(GOAL):
How many lines of the entries below include the word "right"? Answer with the number alone.

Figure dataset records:
_ _ _

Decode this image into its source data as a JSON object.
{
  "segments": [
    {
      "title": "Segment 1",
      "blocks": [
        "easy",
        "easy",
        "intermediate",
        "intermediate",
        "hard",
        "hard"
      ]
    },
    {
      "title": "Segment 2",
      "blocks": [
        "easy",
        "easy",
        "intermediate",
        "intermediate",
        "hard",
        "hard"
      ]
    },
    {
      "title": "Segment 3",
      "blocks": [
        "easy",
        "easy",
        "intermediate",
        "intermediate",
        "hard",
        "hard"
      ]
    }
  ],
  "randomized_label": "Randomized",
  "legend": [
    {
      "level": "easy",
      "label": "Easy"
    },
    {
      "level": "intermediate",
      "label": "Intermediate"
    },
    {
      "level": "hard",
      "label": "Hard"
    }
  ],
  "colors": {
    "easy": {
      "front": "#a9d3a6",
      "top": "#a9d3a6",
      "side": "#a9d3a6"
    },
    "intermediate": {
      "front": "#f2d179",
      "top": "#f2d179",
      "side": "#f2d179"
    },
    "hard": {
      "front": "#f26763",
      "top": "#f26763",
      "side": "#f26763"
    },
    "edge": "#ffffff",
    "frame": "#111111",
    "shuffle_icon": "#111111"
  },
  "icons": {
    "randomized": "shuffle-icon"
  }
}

_ _ _

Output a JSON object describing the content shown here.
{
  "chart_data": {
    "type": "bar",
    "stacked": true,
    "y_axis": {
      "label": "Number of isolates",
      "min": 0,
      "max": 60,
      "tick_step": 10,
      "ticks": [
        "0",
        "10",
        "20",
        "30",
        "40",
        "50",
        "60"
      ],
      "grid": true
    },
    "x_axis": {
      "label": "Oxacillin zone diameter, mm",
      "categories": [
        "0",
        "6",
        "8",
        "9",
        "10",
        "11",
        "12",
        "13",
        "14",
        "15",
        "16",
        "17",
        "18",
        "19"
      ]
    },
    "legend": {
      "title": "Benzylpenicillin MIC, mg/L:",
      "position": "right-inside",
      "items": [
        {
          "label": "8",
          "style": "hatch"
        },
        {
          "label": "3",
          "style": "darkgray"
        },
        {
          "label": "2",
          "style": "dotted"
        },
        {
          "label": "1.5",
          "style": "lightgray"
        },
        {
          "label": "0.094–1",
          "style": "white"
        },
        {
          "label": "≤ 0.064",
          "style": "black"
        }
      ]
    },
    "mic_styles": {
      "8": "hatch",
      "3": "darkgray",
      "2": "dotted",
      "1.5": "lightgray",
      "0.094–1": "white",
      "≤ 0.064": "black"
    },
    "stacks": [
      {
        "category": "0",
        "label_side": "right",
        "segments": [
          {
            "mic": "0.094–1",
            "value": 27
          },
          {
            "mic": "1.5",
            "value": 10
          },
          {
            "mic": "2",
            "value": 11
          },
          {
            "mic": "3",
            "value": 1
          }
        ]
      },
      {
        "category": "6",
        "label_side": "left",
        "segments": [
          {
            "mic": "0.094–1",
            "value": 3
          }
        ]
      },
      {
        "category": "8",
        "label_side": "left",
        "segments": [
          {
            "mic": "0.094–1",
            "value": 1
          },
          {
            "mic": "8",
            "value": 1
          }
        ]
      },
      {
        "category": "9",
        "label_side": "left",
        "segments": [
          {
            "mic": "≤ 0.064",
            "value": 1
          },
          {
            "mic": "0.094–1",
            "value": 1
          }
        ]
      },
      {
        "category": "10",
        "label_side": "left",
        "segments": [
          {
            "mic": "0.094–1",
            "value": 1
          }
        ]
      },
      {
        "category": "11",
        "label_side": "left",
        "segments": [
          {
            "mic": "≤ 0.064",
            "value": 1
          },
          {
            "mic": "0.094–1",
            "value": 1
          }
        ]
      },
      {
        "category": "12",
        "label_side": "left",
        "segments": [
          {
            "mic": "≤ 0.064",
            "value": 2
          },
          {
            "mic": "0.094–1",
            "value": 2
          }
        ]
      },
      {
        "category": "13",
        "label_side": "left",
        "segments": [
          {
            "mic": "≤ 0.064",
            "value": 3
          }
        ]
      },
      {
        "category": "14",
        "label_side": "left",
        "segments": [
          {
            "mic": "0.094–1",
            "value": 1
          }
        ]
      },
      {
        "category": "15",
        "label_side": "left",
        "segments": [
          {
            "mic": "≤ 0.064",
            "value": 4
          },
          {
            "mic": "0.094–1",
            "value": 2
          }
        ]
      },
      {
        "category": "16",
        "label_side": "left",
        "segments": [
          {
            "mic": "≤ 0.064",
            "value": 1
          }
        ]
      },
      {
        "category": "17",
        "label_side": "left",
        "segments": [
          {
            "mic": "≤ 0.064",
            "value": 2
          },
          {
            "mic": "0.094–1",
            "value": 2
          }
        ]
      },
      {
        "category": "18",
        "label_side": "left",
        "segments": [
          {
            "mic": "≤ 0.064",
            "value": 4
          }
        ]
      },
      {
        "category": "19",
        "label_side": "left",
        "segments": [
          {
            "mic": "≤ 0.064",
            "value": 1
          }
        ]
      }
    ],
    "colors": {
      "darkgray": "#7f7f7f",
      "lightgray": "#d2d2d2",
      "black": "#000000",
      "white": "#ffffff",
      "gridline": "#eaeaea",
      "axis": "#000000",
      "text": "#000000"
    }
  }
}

_ _ _

(SOLUTION BELOW):
2